§ **TASK GOAL**
Gather the lines that hold the string "shared".

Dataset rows
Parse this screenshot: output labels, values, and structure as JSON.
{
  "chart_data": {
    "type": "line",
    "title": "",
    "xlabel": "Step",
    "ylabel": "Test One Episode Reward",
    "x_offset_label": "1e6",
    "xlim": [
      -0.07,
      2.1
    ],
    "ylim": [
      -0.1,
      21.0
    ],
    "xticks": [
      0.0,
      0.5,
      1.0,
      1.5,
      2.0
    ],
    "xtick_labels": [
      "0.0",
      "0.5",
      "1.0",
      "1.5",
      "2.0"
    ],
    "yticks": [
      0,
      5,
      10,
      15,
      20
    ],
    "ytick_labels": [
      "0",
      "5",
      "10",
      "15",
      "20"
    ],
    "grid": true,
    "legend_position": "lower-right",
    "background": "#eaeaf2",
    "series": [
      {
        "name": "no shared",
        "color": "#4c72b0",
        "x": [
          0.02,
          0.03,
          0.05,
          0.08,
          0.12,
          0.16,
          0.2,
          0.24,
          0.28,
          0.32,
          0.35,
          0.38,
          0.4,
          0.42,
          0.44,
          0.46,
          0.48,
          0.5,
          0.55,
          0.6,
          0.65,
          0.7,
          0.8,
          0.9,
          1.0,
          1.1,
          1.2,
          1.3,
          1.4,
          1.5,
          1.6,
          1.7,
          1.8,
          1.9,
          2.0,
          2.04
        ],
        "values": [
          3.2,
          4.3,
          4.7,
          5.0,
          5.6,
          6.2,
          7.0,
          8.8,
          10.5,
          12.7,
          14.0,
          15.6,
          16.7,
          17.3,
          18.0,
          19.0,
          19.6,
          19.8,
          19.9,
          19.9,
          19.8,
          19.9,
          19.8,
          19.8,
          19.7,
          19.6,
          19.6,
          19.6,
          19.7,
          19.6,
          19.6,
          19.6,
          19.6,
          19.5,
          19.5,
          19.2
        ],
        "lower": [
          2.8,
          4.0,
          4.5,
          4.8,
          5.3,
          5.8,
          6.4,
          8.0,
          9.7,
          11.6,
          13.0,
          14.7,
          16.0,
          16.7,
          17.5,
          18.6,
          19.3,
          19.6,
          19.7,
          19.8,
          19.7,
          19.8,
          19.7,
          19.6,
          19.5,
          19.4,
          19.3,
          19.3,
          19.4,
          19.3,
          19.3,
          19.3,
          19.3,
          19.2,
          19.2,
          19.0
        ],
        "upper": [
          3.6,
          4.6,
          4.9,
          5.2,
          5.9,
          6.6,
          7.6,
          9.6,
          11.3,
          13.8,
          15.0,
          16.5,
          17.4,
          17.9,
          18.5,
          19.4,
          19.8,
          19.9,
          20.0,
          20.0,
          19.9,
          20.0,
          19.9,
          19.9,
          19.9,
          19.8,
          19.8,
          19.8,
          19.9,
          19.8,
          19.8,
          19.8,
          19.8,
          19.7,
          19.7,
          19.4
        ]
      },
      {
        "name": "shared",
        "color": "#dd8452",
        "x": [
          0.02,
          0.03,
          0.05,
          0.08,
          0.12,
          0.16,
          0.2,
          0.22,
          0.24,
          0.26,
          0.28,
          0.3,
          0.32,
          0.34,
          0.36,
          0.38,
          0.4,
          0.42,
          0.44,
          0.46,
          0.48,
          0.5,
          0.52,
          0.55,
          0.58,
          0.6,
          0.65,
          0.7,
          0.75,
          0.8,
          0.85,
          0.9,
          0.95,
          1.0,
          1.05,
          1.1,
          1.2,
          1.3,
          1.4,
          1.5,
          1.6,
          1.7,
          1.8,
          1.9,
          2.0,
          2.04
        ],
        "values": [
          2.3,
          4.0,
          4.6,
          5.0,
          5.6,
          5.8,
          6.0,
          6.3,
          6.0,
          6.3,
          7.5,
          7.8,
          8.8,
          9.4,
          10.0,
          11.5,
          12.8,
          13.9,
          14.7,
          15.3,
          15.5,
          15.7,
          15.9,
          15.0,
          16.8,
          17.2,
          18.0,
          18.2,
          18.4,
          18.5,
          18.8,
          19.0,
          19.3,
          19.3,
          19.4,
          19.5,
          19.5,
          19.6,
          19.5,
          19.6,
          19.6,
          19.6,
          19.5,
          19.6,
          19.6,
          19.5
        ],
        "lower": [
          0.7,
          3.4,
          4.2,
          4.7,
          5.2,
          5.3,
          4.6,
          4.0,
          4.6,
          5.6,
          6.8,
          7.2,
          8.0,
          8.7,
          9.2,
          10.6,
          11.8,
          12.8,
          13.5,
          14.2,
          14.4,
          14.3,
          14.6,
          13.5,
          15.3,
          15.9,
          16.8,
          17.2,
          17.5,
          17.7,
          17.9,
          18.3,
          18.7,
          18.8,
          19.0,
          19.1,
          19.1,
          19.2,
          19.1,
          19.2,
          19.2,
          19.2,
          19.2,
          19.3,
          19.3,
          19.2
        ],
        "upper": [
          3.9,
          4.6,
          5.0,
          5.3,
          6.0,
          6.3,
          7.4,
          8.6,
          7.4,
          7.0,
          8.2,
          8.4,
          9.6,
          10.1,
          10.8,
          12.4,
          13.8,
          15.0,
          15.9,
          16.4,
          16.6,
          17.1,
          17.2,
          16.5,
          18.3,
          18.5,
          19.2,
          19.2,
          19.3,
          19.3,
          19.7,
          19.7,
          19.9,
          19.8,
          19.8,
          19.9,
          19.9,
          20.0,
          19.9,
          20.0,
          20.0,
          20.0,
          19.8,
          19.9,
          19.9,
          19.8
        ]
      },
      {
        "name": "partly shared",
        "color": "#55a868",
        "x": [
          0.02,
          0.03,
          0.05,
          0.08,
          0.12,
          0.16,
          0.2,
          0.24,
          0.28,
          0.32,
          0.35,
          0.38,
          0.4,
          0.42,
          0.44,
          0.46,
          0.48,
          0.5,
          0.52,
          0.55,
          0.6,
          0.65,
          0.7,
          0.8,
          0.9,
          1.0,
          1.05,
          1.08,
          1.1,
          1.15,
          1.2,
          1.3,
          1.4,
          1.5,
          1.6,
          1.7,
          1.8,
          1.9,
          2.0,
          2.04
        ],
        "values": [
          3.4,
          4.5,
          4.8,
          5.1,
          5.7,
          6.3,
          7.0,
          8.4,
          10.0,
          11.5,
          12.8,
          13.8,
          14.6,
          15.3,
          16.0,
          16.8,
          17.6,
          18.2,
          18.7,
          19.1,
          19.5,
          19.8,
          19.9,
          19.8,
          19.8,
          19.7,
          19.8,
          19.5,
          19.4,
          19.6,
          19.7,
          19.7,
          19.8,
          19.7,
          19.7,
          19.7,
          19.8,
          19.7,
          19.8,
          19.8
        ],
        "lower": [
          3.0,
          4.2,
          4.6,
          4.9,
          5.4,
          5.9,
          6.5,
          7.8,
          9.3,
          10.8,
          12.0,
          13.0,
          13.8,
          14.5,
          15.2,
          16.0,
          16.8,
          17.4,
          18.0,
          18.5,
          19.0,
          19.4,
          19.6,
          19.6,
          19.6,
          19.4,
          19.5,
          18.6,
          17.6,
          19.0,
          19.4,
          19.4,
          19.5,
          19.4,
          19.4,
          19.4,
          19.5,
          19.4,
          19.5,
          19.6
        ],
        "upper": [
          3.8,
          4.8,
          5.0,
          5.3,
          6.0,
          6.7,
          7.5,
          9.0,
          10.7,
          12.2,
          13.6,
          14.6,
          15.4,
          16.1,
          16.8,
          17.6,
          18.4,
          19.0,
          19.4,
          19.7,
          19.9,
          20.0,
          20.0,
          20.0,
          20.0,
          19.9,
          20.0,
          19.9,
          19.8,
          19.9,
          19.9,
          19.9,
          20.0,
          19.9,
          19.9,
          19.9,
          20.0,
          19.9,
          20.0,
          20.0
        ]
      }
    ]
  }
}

§ **SOLUTION FOR THIS PROBLEM**
        "name": "no shared",
        "name": "shared",
        "name": "partly shared",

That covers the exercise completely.